Set problem: Return the lines of the listing below verbatim, starting at the line that contains "Patent image size: (931, 478)." and ending at the line that contains "The ballbearing unit 139a is at (135, 237).", with both of those lines included.

╭─ Data

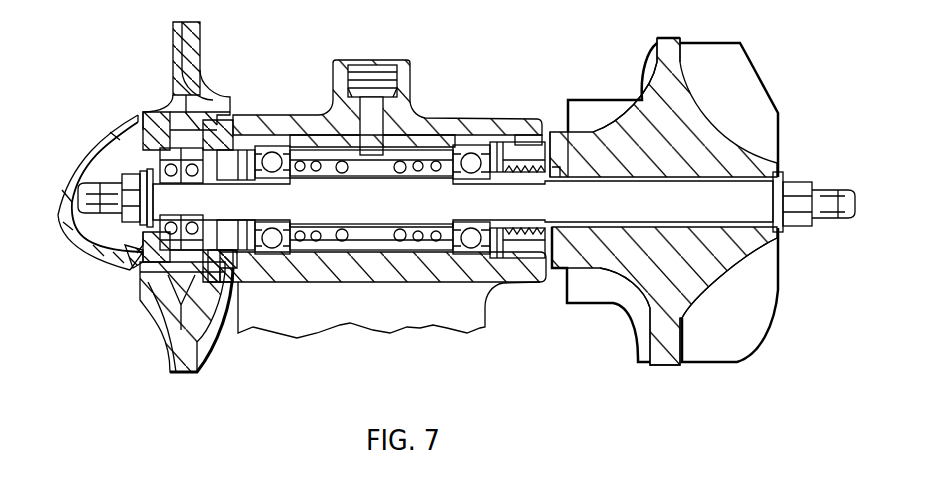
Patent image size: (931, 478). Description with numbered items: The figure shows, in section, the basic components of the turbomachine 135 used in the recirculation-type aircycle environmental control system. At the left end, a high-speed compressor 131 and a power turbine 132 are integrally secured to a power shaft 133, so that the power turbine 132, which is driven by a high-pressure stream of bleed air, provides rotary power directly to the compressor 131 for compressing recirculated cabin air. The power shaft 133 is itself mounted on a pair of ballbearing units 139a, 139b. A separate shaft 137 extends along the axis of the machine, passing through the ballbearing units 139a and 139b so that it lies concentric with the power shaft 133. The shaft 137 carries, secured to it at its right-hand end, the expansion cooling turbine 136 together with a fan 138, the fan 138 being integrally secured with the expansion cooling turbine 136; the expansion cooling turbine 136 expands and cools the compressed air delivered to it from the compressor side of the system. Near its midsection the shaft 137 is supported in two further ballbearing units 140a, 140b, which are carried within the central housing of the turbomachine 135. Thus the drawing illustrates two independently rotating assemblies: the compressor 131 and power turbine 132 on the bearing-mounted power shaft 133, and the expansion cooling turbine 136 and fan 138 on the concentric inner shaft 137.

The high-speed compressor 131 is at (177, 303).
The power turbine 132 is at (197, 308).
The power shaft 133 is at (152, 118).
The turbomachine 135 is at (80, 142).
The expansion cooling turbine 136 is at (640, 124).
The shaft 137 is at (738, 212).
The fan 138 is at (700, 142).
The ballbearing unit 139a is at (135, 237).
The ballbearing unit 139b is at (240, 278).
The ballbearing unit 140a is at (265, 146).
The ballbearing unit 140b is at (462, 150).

╰─
╭─ Data

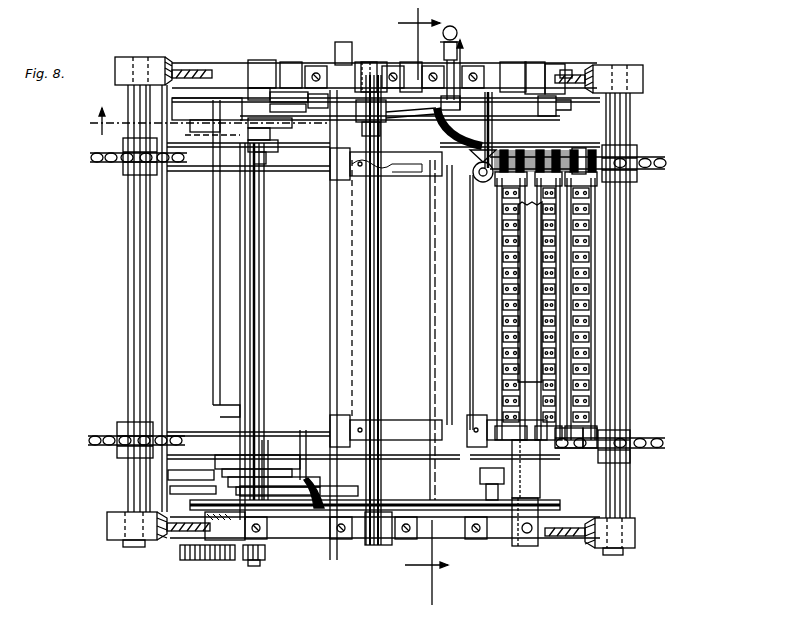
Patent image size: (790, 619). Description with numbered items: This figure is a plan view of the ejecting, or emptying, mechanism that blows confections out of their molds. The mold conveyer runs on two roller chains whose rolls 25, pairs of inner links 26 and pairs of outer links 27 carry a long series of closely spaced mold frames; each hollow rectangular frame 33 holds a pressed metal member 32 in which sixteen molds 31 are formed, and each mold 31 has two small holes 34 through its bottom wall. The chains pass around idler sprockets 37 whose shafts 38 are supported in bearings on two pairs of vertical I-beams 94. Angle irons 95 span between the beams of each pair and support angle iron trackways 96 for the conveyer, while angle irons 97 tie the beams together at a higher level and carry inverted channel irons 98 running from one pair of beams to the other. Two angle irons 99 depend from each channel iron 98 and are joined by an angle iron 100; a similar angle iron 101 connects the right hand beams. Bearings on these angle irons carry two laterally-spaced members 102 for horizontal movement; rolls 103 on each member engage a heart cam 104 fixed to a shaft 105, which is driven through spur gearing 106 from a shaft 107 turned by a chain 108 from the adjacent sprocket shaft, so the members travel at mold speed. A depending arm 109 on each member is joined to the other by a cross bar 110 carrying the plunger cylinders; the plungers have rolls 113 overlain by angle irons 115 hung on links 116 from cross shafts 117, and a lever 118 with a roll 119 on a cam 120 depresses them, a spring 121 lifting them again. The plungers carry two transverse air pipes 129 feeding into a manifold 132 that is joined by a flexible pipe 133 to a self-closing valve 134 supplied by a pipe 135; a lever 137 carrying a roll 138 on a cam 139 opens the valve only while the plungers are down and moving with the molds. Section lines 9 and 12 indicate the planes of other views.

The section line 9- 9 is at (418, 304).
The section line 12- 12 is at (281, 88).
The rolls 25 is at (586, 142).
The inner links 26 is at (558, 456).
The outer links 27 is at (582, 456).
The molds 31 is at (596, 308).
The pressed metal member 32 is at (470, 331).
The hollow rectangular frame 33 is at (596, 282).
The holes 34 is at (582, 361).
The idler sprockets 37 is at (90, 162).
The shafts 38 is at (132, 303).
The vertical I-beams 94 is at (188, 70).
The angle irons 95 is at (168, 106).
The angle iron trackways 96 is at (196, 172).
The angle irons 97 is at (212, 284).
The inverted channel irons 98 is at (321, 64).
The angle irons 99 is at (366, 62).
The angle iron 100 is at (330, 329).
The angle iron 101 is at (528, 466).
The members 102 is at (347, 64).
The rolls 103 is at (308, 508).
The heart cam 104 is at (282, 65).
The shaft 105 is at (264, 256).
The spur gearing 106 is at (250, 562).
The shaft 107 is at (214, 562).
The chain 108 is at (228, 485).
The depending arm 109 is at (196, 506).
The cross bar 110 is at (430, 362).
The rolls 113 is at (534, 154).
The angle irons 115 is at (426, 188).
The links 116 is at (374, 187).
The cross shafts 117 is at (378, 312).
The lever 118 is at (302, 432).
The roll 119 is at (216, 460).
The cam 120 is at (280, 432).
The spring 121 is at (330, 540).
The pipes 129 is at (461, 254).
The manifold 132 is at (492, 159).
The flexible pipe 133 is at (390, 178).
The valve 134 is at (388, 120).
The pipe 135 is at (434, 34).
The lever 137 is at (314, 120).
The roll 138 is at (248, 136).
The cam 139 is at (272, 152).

╰─
╭─ Data

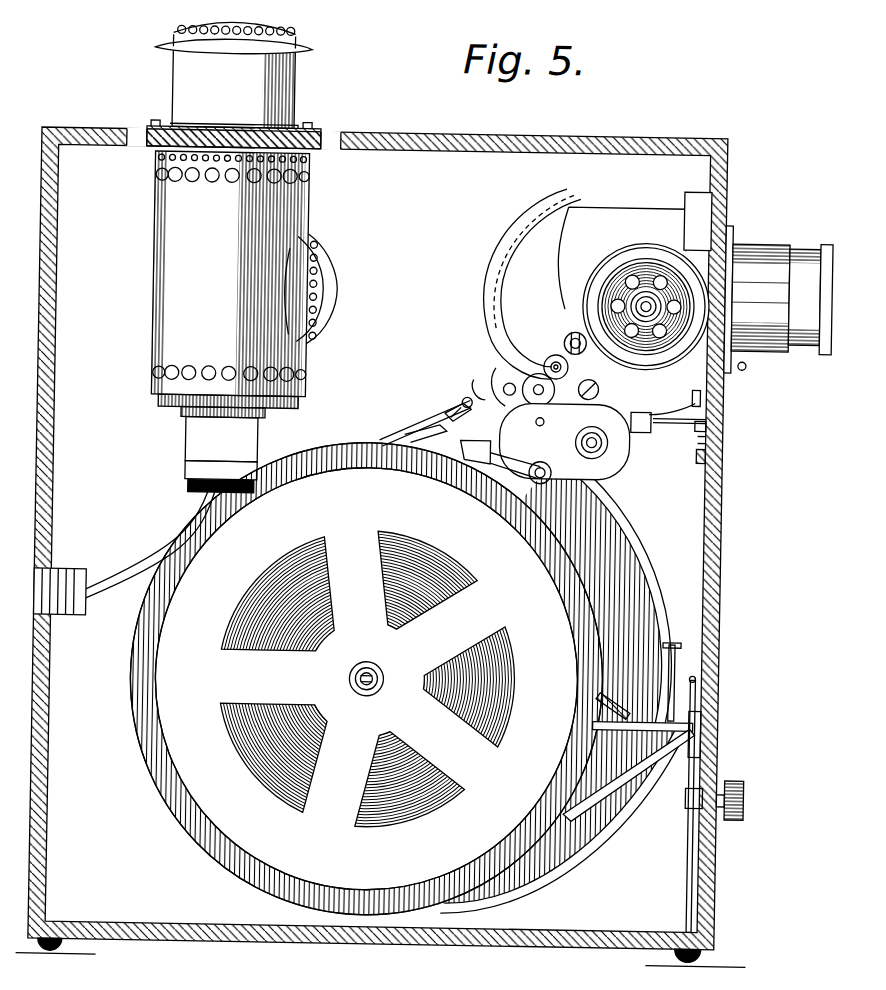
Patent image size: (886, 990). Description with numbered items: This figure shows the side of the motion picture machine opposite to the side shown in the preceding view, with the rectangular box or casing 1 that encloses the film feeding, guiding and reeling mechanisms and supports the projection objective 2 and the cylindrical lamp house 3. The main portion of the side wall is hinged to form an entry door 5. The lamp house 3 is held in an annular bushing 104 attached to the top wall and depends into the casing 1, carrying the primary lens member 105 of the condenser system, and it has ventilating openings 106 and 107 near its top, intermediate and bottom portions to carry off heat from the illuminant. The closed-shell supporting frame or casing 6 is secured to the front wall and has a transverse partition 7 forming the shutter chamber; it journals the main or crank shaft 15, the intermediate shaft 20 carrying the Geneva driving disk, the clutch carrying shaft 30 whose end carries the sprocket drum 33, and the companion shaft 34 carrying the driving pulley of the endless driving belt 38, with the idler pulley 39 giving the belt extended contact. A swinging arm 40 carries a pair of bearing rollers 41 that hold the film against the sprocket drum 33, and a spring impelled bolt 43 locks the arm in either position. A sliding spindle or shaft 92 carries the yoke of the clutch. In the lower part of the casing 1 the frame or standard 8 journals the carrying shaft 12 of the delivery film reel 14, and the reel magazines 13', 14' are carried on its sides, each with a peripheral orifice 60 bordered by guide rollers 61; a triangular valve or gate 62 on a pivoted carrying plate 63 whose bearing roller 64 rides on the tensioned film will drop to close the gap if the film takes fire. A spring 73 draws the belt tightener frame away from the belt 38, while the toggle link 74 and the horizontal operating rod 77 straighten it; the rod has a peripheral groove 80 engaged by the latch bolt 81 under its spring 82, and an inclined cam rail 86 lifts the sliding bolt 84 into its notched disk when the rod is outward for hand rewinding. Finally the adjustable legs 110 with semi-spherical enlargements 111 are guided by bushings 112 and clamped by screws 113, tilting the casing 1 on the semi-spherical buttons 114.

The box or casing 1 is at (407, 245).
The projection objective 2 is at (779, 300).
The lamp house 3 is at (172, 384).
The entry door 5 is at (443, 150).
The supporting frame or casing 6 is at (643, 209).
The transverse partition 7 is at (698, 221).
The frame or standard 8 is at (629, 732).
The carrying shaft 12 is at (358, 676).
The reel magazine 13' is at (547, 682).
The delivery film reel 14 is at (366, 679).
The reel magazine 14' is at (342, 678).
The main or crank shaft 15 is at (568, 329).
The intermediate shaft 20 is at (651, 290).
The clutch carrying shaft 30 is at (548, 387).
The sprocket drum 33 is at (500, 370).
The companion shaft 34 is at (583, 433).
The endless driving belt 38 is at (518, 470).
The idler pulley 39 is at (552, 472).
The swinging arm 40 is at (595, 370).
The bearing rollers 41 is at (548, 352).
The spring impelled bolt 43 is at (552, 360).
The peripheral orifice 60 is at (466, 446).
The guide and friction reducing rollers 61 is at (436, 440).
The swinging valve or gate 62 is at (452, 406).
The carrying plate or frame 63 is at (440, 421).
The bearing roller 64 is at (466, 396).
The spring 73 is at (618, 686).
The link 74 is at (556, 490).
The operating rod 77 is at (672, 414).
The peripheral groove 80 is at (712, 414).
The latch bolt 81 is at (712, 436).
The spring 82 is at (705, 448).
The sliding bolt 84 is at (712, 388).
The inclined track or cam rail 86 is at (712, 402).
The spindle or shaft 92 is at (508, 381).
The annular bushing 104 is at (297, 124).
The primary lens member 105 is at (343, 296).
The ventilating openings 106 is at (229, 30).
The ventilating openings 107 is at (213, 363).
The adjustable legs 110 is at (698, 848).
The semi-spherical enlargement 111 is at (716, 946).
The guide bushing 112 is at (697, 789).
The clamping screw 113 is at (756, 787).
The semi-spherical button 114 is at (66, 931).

╰─

Exercise output:
Patent image size: (931, 478). Description with numbered items: The figure shows, in section, the basic components of the turbomachine 135 used in the recirculation-type aircycle environmental control system. At the left end, a high-speed compressor 131 and a power turbine 132 are integrally secured to a power shaft 133, so that the power turbine 132, which is driven by a high-pressure stream of bleed air, provides rotary power directly to the compressor 131 for compressing recirculated cabin air. The power shaft 133 is itself mounted on a pair of ballbearing units 139a, 139b. A separate shaft 137 extends along the axis of the machine, passing through the ballbearing units 139a and 139b so that it lies concentric with the power shaft 133. The shaft 137 carries, secured to it at its right-hand end, the expansion cooling turbine 136 together with a fan 138, the fan 138 being integrally secured with the expansion cooling turbine 136; the expansion cooling turbine 136 expands and cools the compressed air delivered to it from the compressor side of the system. Near its midsection the shaft 137 is supported in two further ballbearing units 140a, 140b, which are carried within the central housing of the turbomachine 135. Thus the drawing illustrates two independently rotating assemblies: the compressor 131 and power turbine 132 on the bearing-mounted power shaft 133, and the expansion cooling turbine 136 and fan 138 on the concentric inner shaft 137.

The high-speed compressor 131 is at (177, 303).
The power turbine 132 is at (197, 308).
The power shaft 133 is at (152, 118).
The turbomachine 135 is at (80, 142).
The expansion cooling turbine 136 is at (640, 124).
The shaft 137 is at (738, 212).
The fan 138 is at (700, 142).
The ballbearing unit 139a is at (135, 237).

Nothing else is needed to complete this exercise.